Start

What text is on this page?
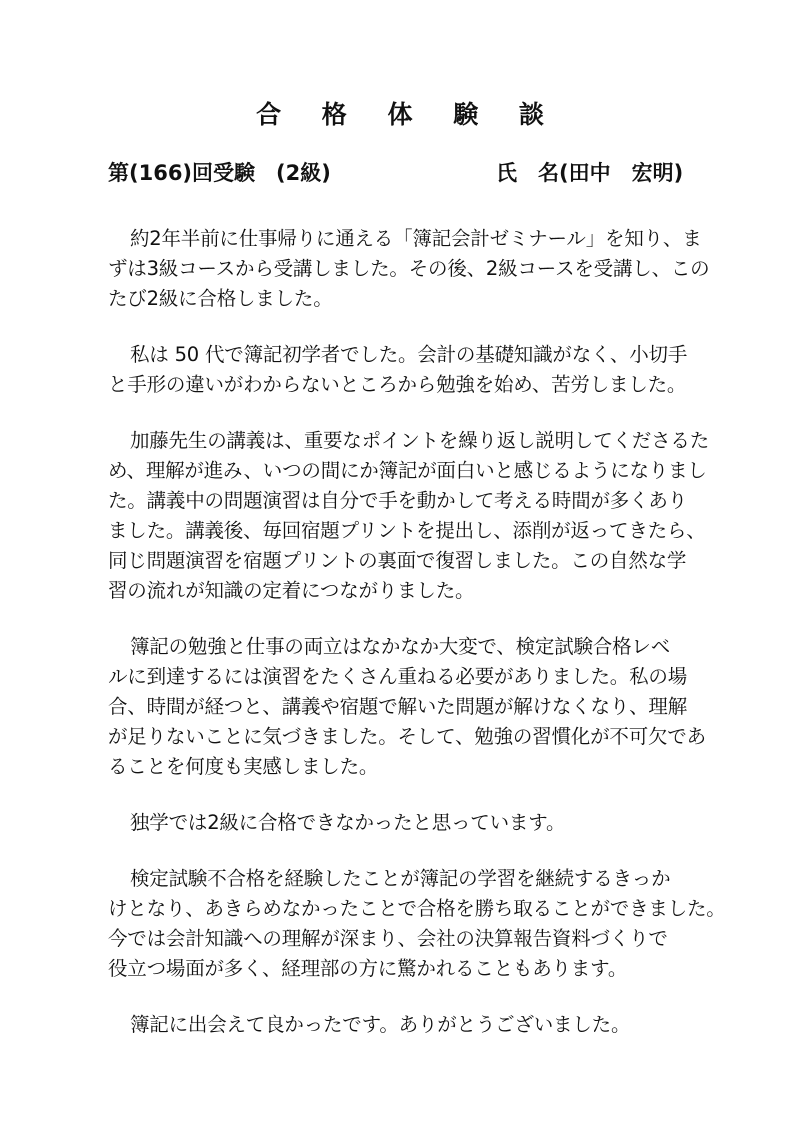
合 格 体 験 談
第(166)回受験　(2級)	氏　名(田中　宏明)
約2年半前に仕事帰りに通える「簿記会計ゼミナール」を知り、ま
ずは3級コースから受講しました。その後、2級コースを受講し、この
たび2級に合格しました。
私は 50 代で簿記初学者でした。会計の基礎知識がなく、小切手
と手形の違いがわからないところから勉強を始め、苦労しました。
加藤先生の講義は、重要なポイントを繰り返し説明してくださるた
め、理解が進み、いつの間にか簿記が面白いと感じるようになりまし
た。講義中の問題演習は自分で手を動かして考える時間が多くあり
ました。講義後、毎回宿題プリントを提出し、添削が返ってきたら、
同じ問題演習を宿題プリントの裏面で復習しました。この自然な学
習の流れが知識の定着につながりました。
簿記の勉強と仕事の両立はなかなか大変で、検定試験合格レベ
ルに到達するには演習をたくさん重ねる必要がありました。私の場
合、時間が経つと、講義や宿題で解いた問題が解けなくなり、理解
が足りないことに気づきました。そして、勉強の習慣化が不可欠であ
ることを何度も実感しました。
独学では2級に合格できなかったと思っています。
検定試験不合格を経験したことが簿記の学習を継続するきっか
けとなり、あきらめなかったことで合格を勝ち取ることができました。
今では会計知識への理解が深まり、会社の決算報告資料づくりで
役立つ場面が多く、経理部の方に驚かれることもあります。
簿記に出会えて良かったです。ありがとうございました。
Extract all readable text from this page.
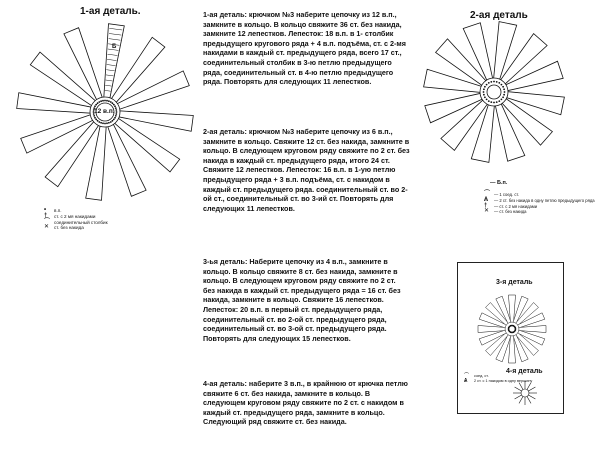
1-ая деталь.
12 в.п.
Б
•	в.п.
†	ст. с 2 мя накидами
⌒ соединительный столбик
✕	ст. без накида
2-ая деталь
— Б.п.
⌒ — 1 соед. ст.
Ѧ	— 2 ст. без накида в одну петлю предыдущего ряда
†	— ст. с 2 мя накидами
✕	— ст. без накида
3-я деталь
⌒	соед. ст.
Ѧ	2 ст. с 1 накидом в одну вершину
4-я деталь

1-ая деталь: крючком №3 наберите цепочку из 12 в.п., замкните в кольцо. В кольцо свяжите 36 ст. без накида, замкните 12 лепестков. Лепесток: 18 в.п. в 1- столбик предыдущего кругового ряда + 4 в.п. подъёма, ст. с 2-мя накидами в каждый ст. предыдущего ряда, всего 17 ст., соединительный столбик в 3-ю петлю предыдущего ряда, соединительный ст. в 4-ю петлю предыдущего ряда. Повторять для следующих 11 лепестков.

2-ая деталь: крючком №3 наберите цепочку из 6 в.п., замкните в кольцо. Свяжите 12 ст. без накида, замкните в кольцо. В следующем круговом ряду свяжите по 2 ст. без накида в каждый ст. предыдущего ряда, итого 24 ст. Свяжите 12 лепестков. Лепесток: 16 в.п. в 1-ую петлю предыдущего ряда + 3 в.п. подъёма, ст. с накидом в каждый ст. предыдущего ряда. соединительный ст. во 2-ой ст., соединительный ст. во 3-ий ст. Повторять для следующих 11 лепестков.

3-ья деталь: Наберите цепочку из 4 в.п., замкните в кольцо. В кольцо свяжите 8 ст. без накида, замкните в кольцо. В следующем круговом ряду свяжите по 2 ст. без накида в каждый ст. предыдущего ряда = 16 ст. без накида, замкните в кольцо. Свяжите 16 лепестков. Лепесток: 20 в.п. в первый ст. предыдущего ряда, соединительный ст. во 2-ой ст. предыдущего ряда, соединительный ст. во 3-ой ст. предыдущего ряда. Повторять для следующих 15 лепестков.

4-ая деталь: наберите 3 в.п., в крайнюю от крючка петлю свяжите 6 ст. без накида, замкните в кольцо. В следующем круговом ряду свяжите по 2 ст. с накидом в каждый ст. предыдущего ряда, замкните в кольцо. Следующий ряд свяжите ст. без накида.
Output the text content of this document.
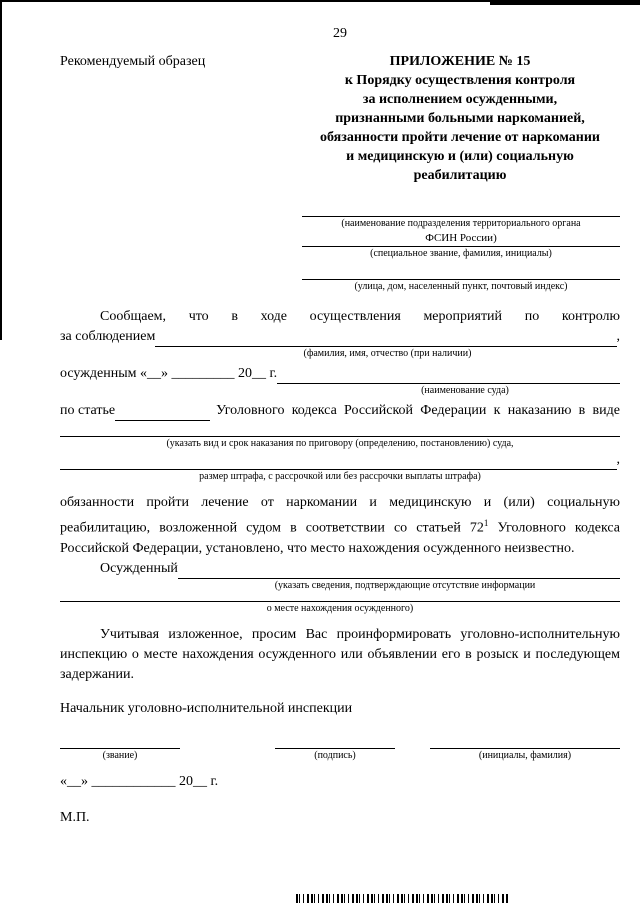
29
Рекомендуемый образец	ПРИЛОЖЕНИЕ № 15
к Порядку осуществления контроля
за исполнением осужденными,
признанными больными наркоманией,
обязанности пройти лечение от наркомании
и медицинскую и (или) социальную
реабилитацию
(наименование подразделения территориального органа
ФСИН России)
(специальное звание, фамилия, инициалы)
(улица, дом, населенный пункт, почтовый индекс)
Сообщаем, что в ходе осуществления мероприятий по контролю
за соблюдением	,
(фамилия, имя, отчество (при наличии)
осужденным «__» _________ 20__ г.
(наименование суда)
по статье	Уголовного кодекса Российской Федерации к наказанию в виде
(указать вид и срок наказания по приговору (определению, постановлению) суда,
,
размер штрафа, с рассрочкой или без рассрочки выплаты штрафа)

обязанности пройти лечение от наркомании и медицинскую и (или) социальную реабилитацию, возложенной судом в соответствии со статьей $72^1$ Уголовного кодекса Российской Федерации, установлено, что место нахождения осужденного неизвестно.

Осужденный
(указать сведения, подтверждающие отсутствие информации
о месте нахождения осужденного)

Учитывая изложенное, просим Вас проинформировать уголовно-исполнительную инспекцию о месте нахождения осужденного или объявлении его в розыск и последующем задержании.

Начальник уголовно-исполнительной инспекции
(звание)	(подпись)	(инициалы, фамилия)
«__» ____________ 20__ г.
М.П.
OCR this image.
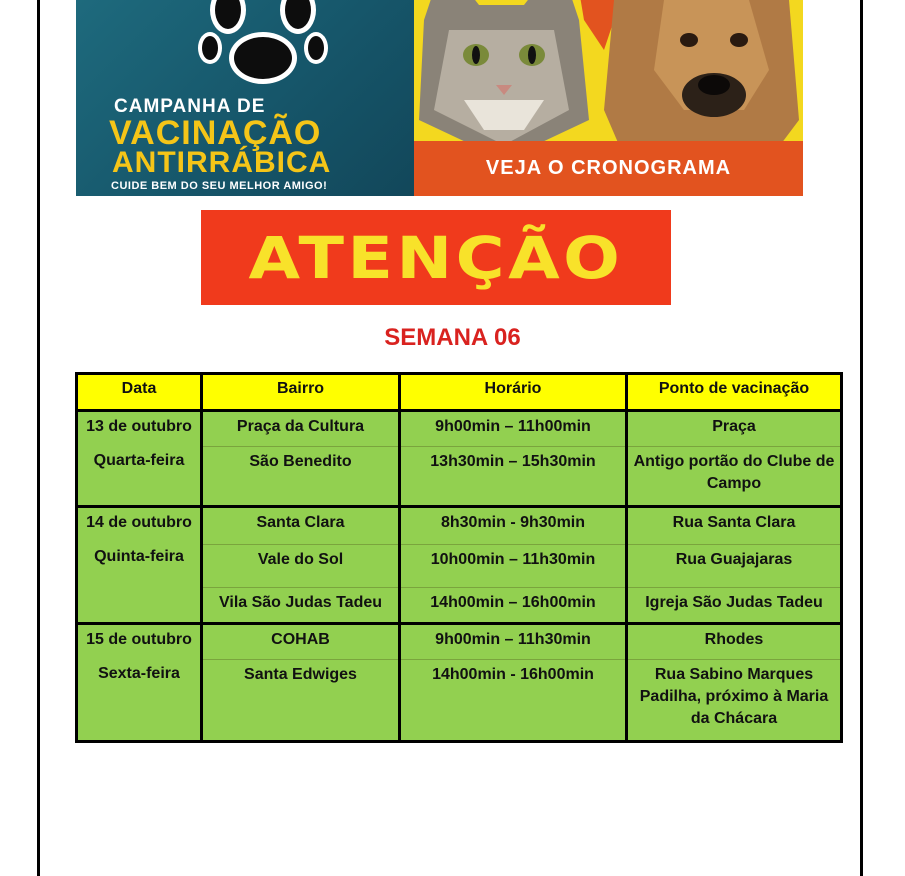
CAMPANHA DE
VACINAÇÃO
ANTIRRÁBICA
CUIDE BEM DO SEU MELHOR AMIGO!
VEJA O CRONOGRAMA
ATENÇÃO
SEMANA 06
Data	Bairro	Horário	Ponto de vacinação
13 de outubro
Quarta-feira	Praça da Cultura	9h00min – 11h00min	Praça
	São Benedito	13h30min – 15h30min	Antigo portão do Clube de Campo
14 de outubro
Quinta-feira	Santa Clara	8h30min - 9h30min	Rua Santa Clara
	Vale do Sol	10h00min – 11h30min	Rua Guajajaras
	Vila São Judas Tadeu	14h00min – 16h00min	Igreja São Judas Tadeu
15 de outubro
Sexta-feira	COHAB	9h00min – 11h30min	Rhodes
	Santa Edwiges	14h00min - 16h00min	Rua Sabino Marques Padilha, próximo à Maria da Chácara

End

> **PROBLEM REQUIREMENTS**
Your task is to set down the records shown above exactly, minus any pictures.

> **REPLY TO THE TASK**
What text is on this page?
合 格 体 験 談
第(166)回受験　(2級)	氏　名(田中　宏明)
約2年半前に仕事帰りに通える「簿記会計ゼミナール」を知り、ま
ずは3級コースから受講しました。その後、2級コースを受講し、この
たび2級に合格しました。
私は 50 代で簿記初学者でした。会計の基礎知識がなく、小切手
と手形の違いがわからないところから勉強を始め、苦労しました。
加藤先生の講義は、重要なポイントを繰り返し説明してくださるた
め、理解が進み、いつの間にか簿記が面白いと感じるようになりまし
た。講義中の問題演習は自分で手を動かして考える時間が多くあり
ました。講義後、毎回宿題プリントを提出し、添削が返ってきたら、
同じ問題演習を宿題プリントの裏面で復習しました。この自然な学
習の流れが知識の定着につながりました。
簿記の勉強と仕事の両立はなかなか大変で、検定試験合格レベ
ルに到達するには演習をたくさん重ねる必要がありました。私の場
合、時間が経つと、講義や宿題で解いた問題が解けなくなり、理解
が足りないことに気づきました。そして、勉強の習慣化が不可欠であ
ることを何度も実感しました。
独学では2級に合格できなかったと思っています。
検定試験不合格を経験したことが簿記の学習を継続するきっか
けとなり、あきらめなかったことで合格を勝ち取ることができました。
今では会計知識への理解が深まり、会社の決算報告資料づくりで
役立つ場面が多く、経理部の方に驚かれることもあります。
簿記に出会えて良かったです。ありがとうございました。
Extract all readable text from this page.
1-ая деталь.
12 в.п.
Б
•	в.п.
†	ст. с 2 мя накидами
⌒ соединительный столбик
✕	ст. без накида
2-ая деталь
— Б.п.
⌒ — 1 соед. ст.
Ѧ	— 2 ст. без накида в одну петлю предыдущего ряда
†	— ст. с 2 мя накидами
✕	— ст. без накида
3-я деталь
⌒	соед. ст.
Ѧ	2 ст. с 1 накидом в одну вершину
4-я деталь

1-ая деталь: крючком №3 наберите цепочку из 12 в.п., замкните в кольцо. В кольцо свяжите 36 ст. без накида, замкните 12 лепестков. Лепесток: 18 в.п. в 1- столбик предыдущего кругового ряда + 4 в.п. подъёма, ст. с 2-мя накидами в каждый ст. предыдущего ряда, всего 17 ст., соединительный столбик в 3-ю петлю предыдущего ряда, соединительный ст. в 4-ю петлю предыдущего ряда. Повторять для следующих 11 лепестков.

2-ая деталь: крючком №3 наберите цепочку из 6 в.п., замкните в кольцо. Свяжите 12 ст. без накида, замкните в кольцо. В следующем круговом ряду свяжите по 2 ст. без накида в каждый ст. предыдущего ряда, итого 24 ст. Свяжите 12 лепестков. Лепесток: 16 в.п. в 1-ую петлю предыдущего ряда + 3 в.п. подъёма, ст. с накидом в каждый ст. предыдущего ряда. соединительный ст. во 2-ой ст., соединительный ст. во 3-ий ст. Повторять для следующих 11 лепестков.

3-ья деталь: Наберите цепочку из 4 в.п., замкните в кольцо. В кольцо свяжите 8 ст. без накида, замкните в кольцо. В следующем круговом ряду свяжите по 2 ст. без накида в каждый ст. предыдущего ряда = 16 ст. без накида, замкните в кольцо. Свяжите 16 лепестков. Лепесток: 20 в.п. в первый ст. предыдущего ряда, соединительный ст. во 2-ой ст. предыдущего ряда, соединительный ст. во 3-ой ст. предыдущего ряда. Повторять для следующих 15 лепестков.

4-ая деталь: наберите 3 в.п., в крайнюю от крючка петлю свяжите 6 ст. без накида, замкните в кольцо. В следующем круговом ряду свяжите по 2 ст. с накидом в каждый ст. предыдущего ряда, замкните в кольцо. Следующий ряд свяжите ст. без накида.
Output the text content of this document.
29
Рекомендуемый образец	ПРИЛОЖЕНИЕ № 15
к Порядку осуществления контроля
за исполнением осужденными,
признанными больными наркоманией,
обязанности пройти лечение от наркомании
и медицинскую и (или) социальную
реабилитацию
(наименование подразделения территориального органа
ФСИН России)
(специальное звание, фамилия, инициалы)
(улица, дом, населенный пункт, почтовый индекс)
Сообщаем, что в ходе осуществления мероприятий по контролю
за соблюдением	,
(фамилия, имя, отчество (при наличии)
осужденным «__» _________ 20__ г.
(наименование суда)
по статье	Уголовного кодекса Российской Федерации к наказанию в виде
(указать вид и срок наказания по приговору (определению, постановлению) суда,
,
размер штрафа, с рассрочкой или без рассрочки выплаты штрафа)

обязанности пройти лечение от наркомании и медицинскую и (или) социальную реабилитацию, возложенной судом в соответствии со статьей $72^1$ Уголовного кодекса Российской Федерации, установлено, что место нахождения осужденного неизвестно.

Осужденный
(указать сведения, подтверждающие отсутствие информации
о месте нахождения осужденного)

Учитывая изложенное, просим Вас проинформировать уголовно-исполнительную инспекцию о месте нахождения осужденного или объявлении его в розыск и последующем задержании.

Начальник уголовно-исполнительной инспекции
(звание)	(подпись)	(инициалы, фамилия)
«__» ____________ 20__ г.
М.П.
OCR this image.
CAMPANHA DE
VACINAÇÃO
ANTIRRÁBICA
CUIDE BEM DO SEU MELHOR AMIGO!
VEJA O CRONOGRAMA
ATENÇÃO
SEMANA 06
Data	Bairro	Horário	Ponto de vacinação
13 de outubro
Quarta-feira	Praça da Cultura	9h00min – 11h00min	Praça
	São Benedito	13h30min – 15h30min	Antigo portão do Clube de Campo
14 de outubro
Quinta-feira	Santa Clara	8h30min - 9h30min	Rua Santa Clara
	Vale do Sol	10h00min – 11h30min	Rua Guajajaras
	Vila São Judas Tadeu	14h00min – 16h00min	Igreja São Judas Tadeu
15 de outubro
Sexta-feira	COHAB	9h00min – 11h30min	Rhodes
	Santa Edwiges	14h00min - 16h00min	Rua Sabino Marques Padilha, próximo à Maria da Chácara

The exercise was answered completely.